* start Information provided *

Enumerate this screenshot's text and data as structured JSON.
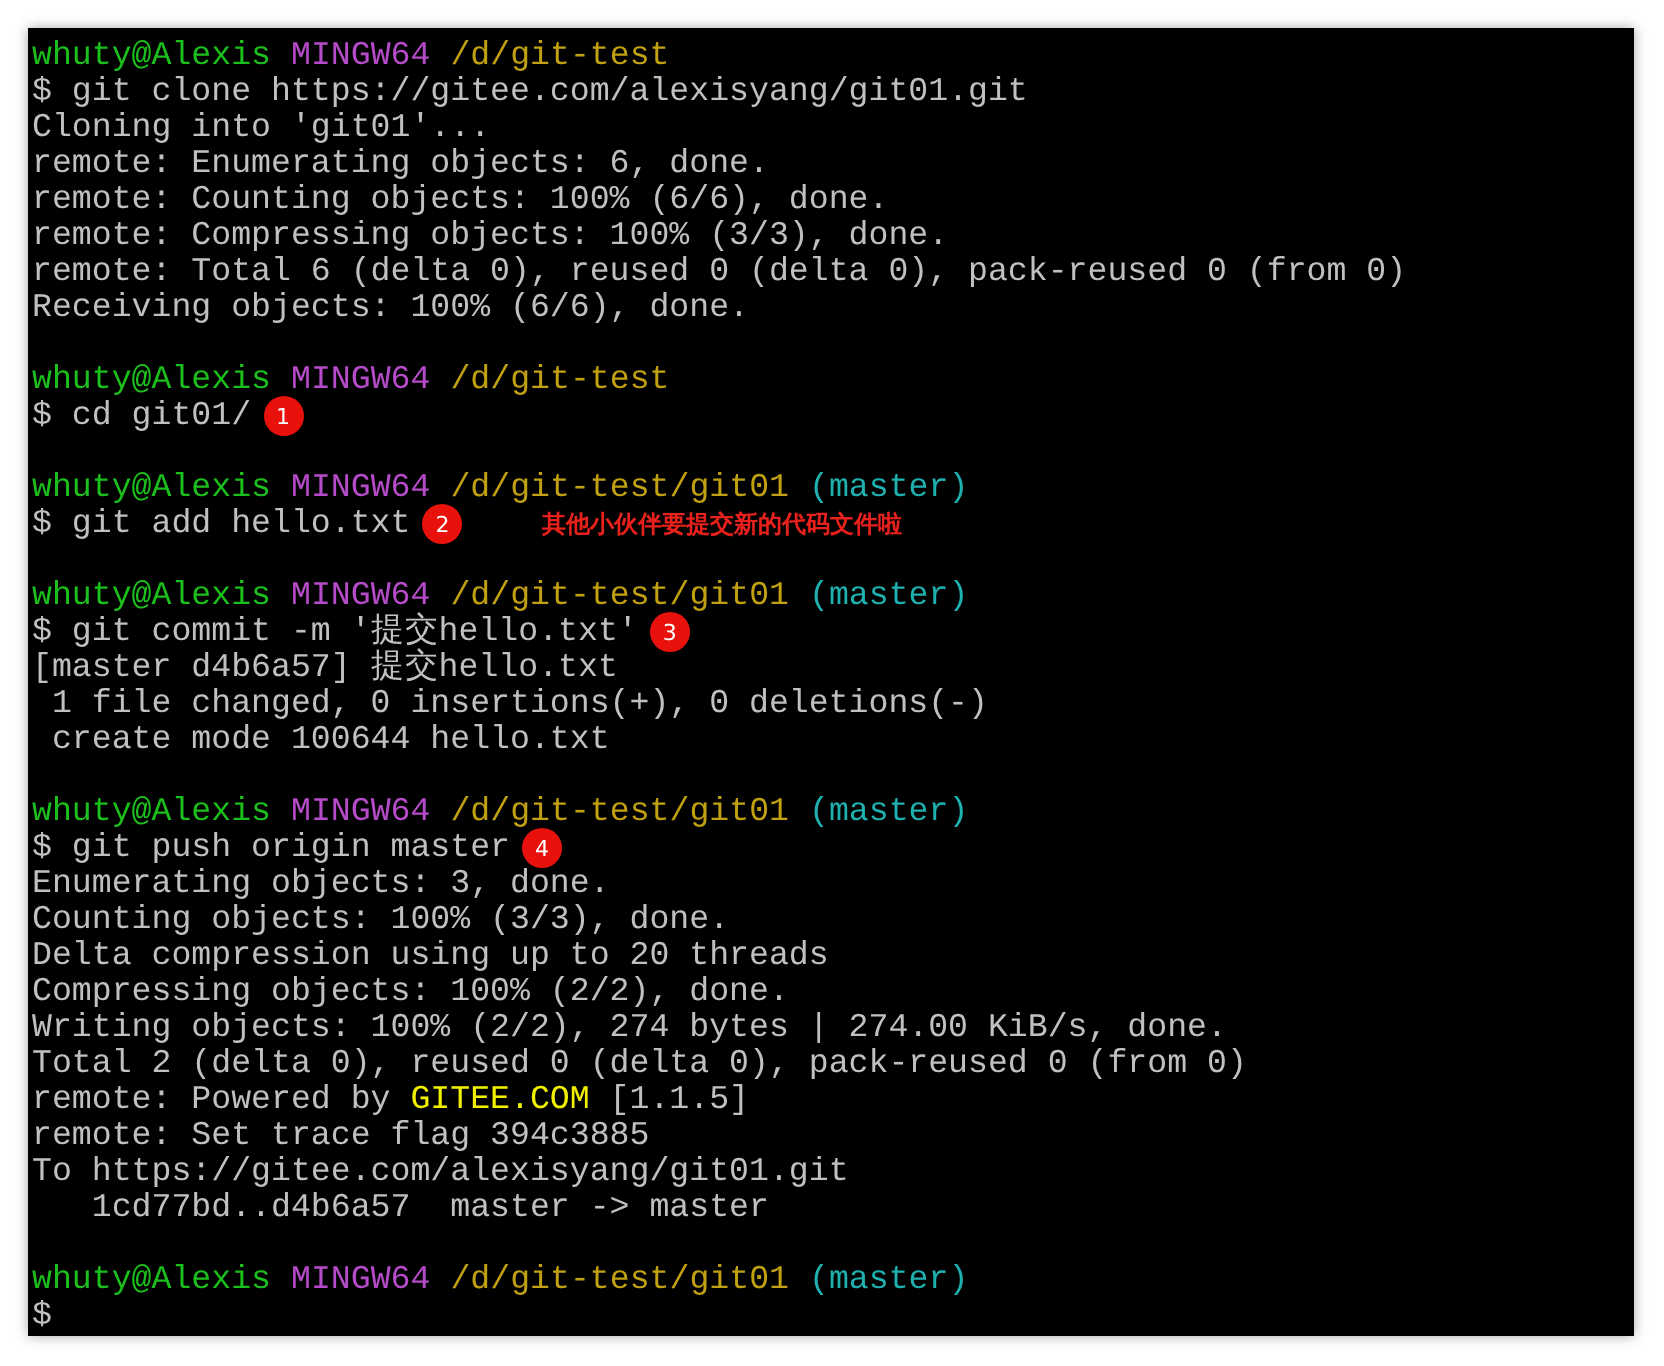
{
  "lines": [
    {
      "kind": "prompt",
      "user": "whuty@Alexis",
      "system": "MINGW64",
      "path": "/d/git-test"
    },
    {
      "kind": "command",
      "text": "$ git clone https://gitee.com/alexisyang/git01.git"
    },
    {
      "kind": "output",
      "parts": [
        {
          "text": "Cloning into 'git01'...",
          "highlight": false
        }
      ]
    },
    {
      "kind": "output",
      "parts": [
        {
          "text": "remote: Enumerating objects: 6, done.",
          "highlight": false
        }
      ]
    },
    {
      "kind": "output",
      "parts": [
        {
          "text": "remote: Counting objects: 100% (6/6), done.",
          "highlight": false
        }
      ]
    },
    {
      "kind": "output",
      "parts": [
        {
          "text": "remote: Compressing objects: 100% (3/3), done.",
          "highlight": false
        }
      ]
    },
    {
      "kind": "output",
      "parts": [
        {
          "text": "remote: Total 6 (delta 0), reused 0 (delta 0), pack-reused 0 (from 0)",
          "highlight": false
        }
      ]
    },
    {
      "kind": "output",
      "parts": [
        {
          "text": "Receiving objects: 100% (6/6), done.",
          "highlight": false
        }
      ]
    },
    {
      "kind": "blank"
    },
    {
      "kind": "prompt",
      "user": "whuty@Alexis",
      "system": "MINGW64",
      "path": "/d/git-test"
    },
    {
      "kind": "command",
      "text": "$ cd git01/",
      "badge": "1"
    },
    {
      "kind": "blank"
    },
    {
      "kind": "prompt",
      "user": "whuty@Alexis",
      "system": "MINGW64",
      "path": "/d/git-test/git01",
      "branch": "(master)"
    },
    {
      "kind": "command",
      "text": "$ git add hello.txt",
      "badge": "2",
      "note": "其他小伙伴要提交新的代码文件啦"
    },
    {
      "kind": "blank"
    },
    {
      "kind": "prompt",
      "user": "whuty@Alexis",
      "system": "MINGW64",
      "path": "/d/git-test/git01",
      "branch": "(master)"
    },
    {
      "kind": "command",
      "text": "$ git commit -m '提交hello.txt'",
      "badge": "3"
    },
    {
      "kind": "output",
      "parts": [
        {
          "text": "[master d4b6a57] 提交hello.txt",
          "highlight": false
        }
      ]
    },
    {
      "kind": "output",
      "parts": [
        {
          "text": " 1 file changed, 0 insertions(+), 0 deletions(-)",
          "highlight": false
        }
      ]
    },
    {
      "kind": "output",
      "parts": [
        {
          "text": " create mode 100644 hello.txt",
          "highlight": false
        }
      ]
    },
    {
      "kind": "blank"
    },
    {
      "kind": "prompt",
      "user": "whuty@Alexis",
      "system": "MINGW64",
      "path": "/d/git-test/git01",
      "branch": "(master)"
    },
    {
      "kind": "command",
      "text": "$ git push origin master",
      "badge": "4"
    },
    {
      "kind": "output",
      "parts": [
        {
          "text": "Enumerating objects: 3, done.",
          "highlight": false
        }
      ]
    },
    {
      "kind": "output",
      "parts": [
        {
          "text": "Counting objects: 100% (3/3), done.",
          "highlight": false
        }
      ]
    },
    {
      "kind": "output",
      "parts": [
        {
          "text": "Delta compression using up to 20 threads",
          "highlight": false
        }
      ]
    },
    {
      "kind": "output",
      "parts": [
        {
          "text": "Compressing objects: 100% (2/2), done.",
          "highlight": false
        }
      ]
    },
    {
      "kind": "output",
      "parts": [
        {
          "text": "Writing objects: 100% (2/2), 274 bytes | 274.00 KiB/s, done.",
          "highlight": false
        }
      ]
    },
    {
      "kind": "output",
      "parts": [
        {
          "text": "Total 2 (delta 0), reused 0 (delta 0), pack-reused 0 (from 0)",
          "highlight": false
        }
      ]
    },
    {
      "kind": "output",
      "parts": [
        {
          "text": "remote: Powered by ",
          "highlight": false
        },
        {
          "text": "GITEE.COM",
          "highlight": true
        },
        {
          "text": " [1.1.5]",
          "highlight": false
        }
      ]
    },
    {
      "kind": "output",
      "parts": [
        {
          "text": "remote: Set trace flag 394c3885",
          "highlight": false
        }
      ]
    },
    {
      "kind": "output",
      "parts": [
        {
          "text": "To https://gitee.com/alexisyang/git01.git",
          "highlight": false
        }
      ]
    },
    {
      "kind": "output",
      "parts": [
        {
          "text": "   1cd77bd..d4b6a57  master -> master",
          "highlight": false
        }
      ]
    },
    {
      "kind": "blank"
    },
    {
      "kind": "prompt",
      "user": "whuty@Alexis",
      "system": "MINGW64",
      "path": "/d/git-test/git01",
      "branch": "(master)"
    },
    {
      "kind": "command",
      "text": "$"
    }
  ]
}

* end Information provided *
* start Information provided *

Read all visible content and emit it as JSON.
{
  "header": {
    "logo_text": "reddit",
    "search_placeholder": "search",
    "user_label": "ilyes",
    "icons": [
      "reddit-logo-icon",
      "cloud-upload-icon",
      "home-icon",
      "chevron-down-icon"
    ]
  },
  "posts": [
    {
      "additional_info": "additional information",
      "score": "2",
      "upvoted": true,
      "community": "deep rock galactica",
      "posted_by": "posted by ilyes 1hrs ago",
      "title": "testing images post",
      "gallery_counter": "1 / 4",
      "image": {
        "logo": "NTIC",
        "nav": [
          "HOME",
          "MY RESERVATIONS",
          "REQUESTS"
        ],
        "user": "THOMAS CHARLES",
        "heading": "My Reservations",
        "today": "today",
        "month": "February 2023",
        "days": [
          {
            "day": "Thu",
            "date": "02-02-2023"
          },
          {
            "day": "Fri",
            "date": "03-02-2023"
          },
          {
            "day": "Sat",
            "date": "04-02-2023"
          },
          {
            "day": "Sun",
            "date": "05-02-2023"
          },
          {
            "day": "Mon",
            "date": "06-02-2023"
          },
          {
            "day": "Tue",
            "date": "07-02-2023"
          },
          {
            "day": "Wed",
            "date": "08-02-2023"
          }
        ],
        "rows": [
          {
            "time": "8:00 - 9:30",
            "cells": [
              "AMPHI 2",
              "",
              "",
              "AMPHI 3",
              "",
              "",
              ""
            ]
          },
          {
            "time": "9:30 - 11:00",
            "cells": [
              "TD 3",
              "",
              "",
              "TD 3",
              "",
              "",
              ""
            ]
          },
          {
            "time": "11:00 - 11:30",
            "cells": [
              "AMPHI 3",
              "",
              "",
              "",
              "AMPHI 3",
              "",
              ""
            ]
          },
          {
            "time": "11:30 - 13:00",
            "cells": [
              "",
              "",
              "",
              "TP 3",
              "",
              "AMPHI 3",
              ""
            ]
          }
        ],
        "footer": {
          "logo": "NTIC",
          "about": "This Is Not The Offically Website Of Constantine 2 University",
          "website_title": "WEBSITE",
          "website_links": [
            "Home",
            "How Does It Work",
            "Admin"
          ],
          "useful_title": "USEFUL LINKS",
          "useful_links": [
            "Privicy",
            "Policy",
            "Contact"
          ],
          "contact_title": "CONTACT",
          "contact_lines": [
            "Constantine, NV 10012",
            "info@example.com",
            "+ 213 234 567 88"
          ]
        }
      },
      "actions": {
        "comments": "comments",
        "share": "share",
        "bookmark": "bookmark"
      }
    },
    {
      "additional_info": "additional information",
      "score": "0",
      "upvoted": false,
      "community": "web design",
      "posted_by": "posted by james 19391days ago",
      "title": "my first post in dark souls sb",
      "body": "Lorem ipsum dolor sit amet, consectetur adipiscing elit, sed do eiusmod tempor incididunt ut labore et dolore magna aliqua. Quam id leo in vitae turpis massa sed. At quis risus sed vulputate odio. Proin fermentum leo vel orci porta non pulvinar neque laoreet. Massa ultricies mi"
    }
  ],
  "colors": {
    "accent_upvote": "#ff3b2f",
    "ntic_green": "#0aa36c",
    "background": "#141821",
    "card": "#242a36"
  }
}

* end Information provided *

▶ Set problem
List each line of the records that holds the string "ilyes".

▶ Result
    "user_label": "ilyes",
      "posted_by": "posted by ilyes 1hrs ago",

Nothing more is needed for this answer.